Can you output the material exactly as written, minus any pictures it holds?

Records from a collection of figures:

■ ■ ■ ■ ■

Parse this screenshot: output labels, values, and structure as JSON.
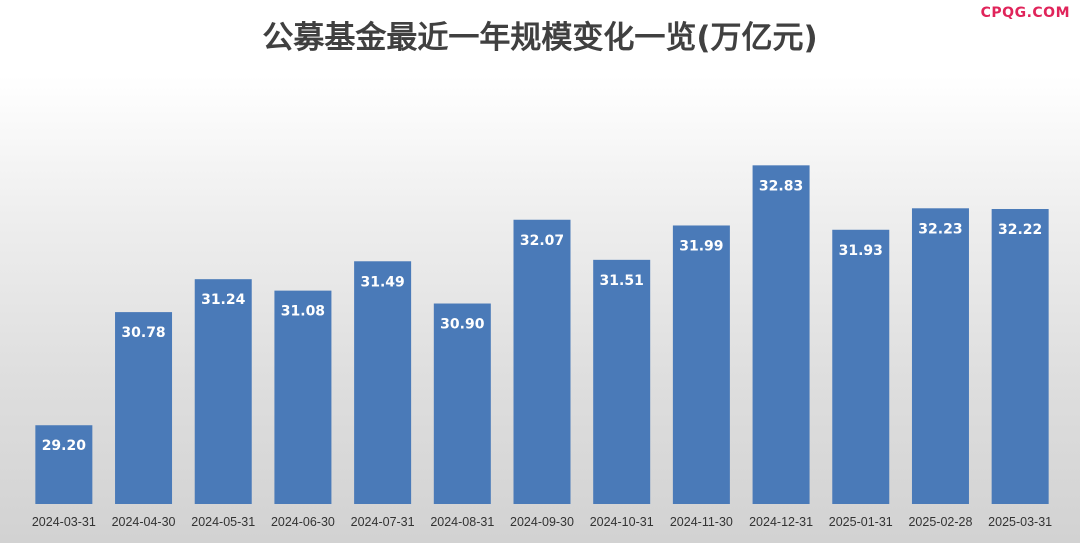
{
  "watermark": "CPQG.COM",
  "chart_data": {
    "type": "bar",
    "title": "公募基金最近一年规模变化一览(万亿元)",
    "categories": [
      "2024-03-31",
      "2024-04-30",
      "2024-05-31",
      "2024-06-30",
      "2024-07-31",
      "2024-08-31",
      "2024-09-30",
      "2024-10-31",
      "2024-11-30",
      "2024-12-31",
      "2025-01-31",
      "2025-02-28",
      "2025-03-31"
    ],
    "values": [
      29.2,
      30.78,
      31.24,
      31.08,
      31.49,
      30.9,
      32.07,
      31.51,
      31.99,
      32.83,
      31.93,
      32.23,
      32.22
    ],
    "value_labels": [
      "29.20",
      "30.78",
      "31.24",
      "31.08",
      "31.49",
      "30.90",
      "32.07",
      "31.51",
      "31.99",
      "32.83",
      "31.93",
      "32.23",
      "32.22"
    ],
    "bar_color": "#4a7ab8",
    "xlabel": "",
    "ylabel": "",
    "ylim": [
      28.1,
      33.1
    ],
    "grid": false,
    "legend": "none"
  }
}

■ ■ ■ ■ ■

#### FINAL RESULT:
Parse this screenshot: output labels, values, and structure as JSON.
{
  "watermark": "CPQG.COM",
  "chart_data": {
    "type": "bar",
    "title": "公募基金最近一年规模变化一览(万亿元)",
    "categories": [
      "2024-03-31",
      "2024-04-30",
      "2024-05-31",
      "2024-06-30",
      "2024-07-31",
      "2024-08-31",
      "2024-09-30",
      "2024-10-31",
      "2024-11-30",
      "2024-12-31",
      "2025-01-31",
      "2025-02-28",
      "2025-03-31"
    ],
    "values": [
      29.2,
      30.78,
      31.24,
      31.08,
      31.49,
      30.9,
      32.07,
      31.51,
      31.99,
      32.83,
      31.93,
      32.23,
      32.22
    ],
    "value_labels": [
      "29.20",
      "30.78",
      "31.24",
      "31.08",
      "31.49",
      "30.90",
      "32.07",
      "31.51",
      "31.99",
      "32.83",
      "31.93",
      "32.23",
      "32.22"
    ],
    "bar_color": "#4a7ab8",
    "xlabel": "",
    "ylabel": "",
    "ylim": [
      28.1,
      33.1
    ],
    "grid": false,
    "legend": "none"
  }
}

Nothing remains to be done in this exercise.